Retype, word for word, every line starting at the line with "Decode this image" and ending with the final line of the entries; skip the pictures.

= = = =

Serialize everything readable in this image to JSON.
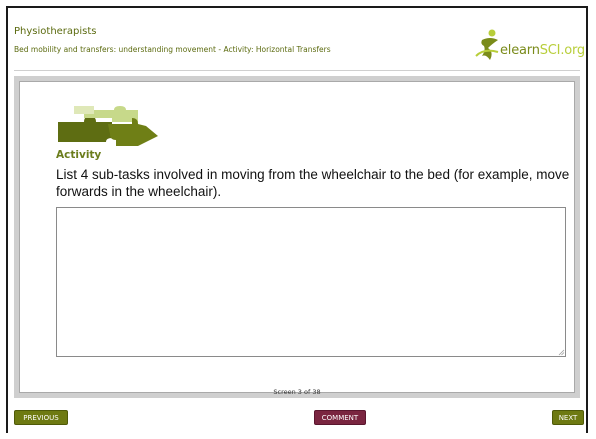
{
  "header": {
    "title": "Physiotherapists",
    "subtitle": "Bed mobility and transfers: understanding movement - Activity: Horizontal Transfers",
    "logo": {
      "prefix": "elearn",
      "highlight": "SCI",
      "suffix": ".org"
    }
  },
  "content": {
    "icon": "puzzle-pieces-icon",
    "activity_label": "Activity",
    "prompt": "List 4 sub-tasks involved in moving from the wheelchair to the bed (for example, move forwards in the wheelchair).",
    "answer": {
      "value": "",
      "placeholder": ""
    },
    "screen_counter": "Screen 3 of 38"
  },
  "footer": {
    "previous_label": "PREVIOUS",
    "comment_label": "COMMENT",
    "next_label": "NEXT"
  },
  "colors": {
    "olive": "#6e7a12",
    "maroon": "#7a2540",
    "panel_gray": "#cfcfcf",
    "logo_light": "#b8ce3a"
  }
}
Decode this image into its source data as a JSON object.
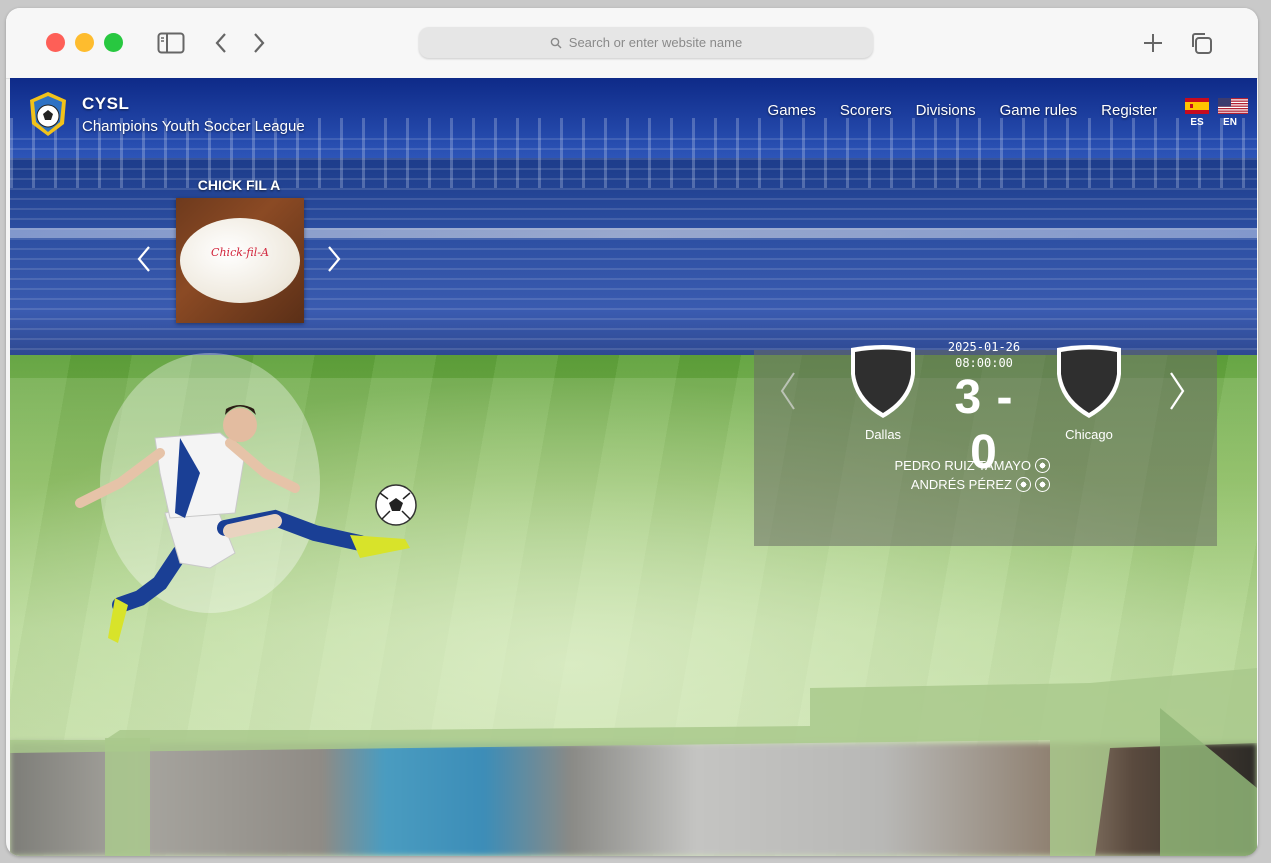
{
  "browser": {
    "url_placeholder": "Search or enter website name"
  },
  "site": {
    "short_name": "CYSL",
    "full_name": "Champions Youth Soccer League"
  },
  "nav": {
    "links": [
      "Games",
      "Scorers",
      "Divisions",
      "Game rules",
      "Register"
    ],
    "languages": [
      {
        "code": "ES",
        "flag": "spain-flag-icon"
      },
      {
        "code": "EN",
        "flag": "us-flag-icon"
      }
    ]
  },
  "sponsor": {
    "title": "CHICK FIL A",
    "logo_text": "Chick-fil-A"
  },
  "game": {
    "date": "2025-01-26",
    "time": "08:00:00",
    "home_team": "Dallas",
    "away_team": "Chicago",
    "score": "3 - 0",
    "scorers": [
      {
        "name": "PEDRO RUIZ TAMAYO",
        "goals": 1
      },
      {
        "name": "ANDRÉS PÉREZ",
        "goals": 2
      }
    ]
  },
  "colors": {
    "accent": "#2c4fa3",
    "field": "#8cbd5e",
    "panel": "#6e7366"
  }
}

= = = =

▶ Task response:
Decode this image into its source data as a JSON object.
{
  "browser": {
    "url_placeholder": "Search or enter website name"
  },
  "site": {
    "short_name": "CYSL",
    "full_name": "Champions Youth Soccer League"
  },
  "nav": {
    "links": [
      "Games",
      "Scorers",
      "Divisions",
      "Game rules",
      "Register"
    ],
    "languages": [
      {
        "code": "ES",
        "flag": "spain-flag-icon"
      },
      {
        "code": "EN",
        "flag": "us-flag-icon"
      }
    ]
  },
  "sponsor": {
    "title": "CHICK FIL A",
    "logo_text": "Chick-fil-A"
  },
  "game": {
    "date": "2025-01-26",
    "time": "08:00:00",
    "home_team": "Dallas",
    "away_team": "Chicago",
    "score": "3 - 0",
    "scorers": [
      {
        "name": "PEDRO RUIZ TAMAYO",
        "goals": 1
      },
      {
        "name": "ANDRÉS PÉREZ",
        "goals": 2
      }
    ]
  },
  "colors": {
    "accent": "#2c4fa3",
    "field": "#8cbd5e",
    "panel": "#6e7366"
  }
}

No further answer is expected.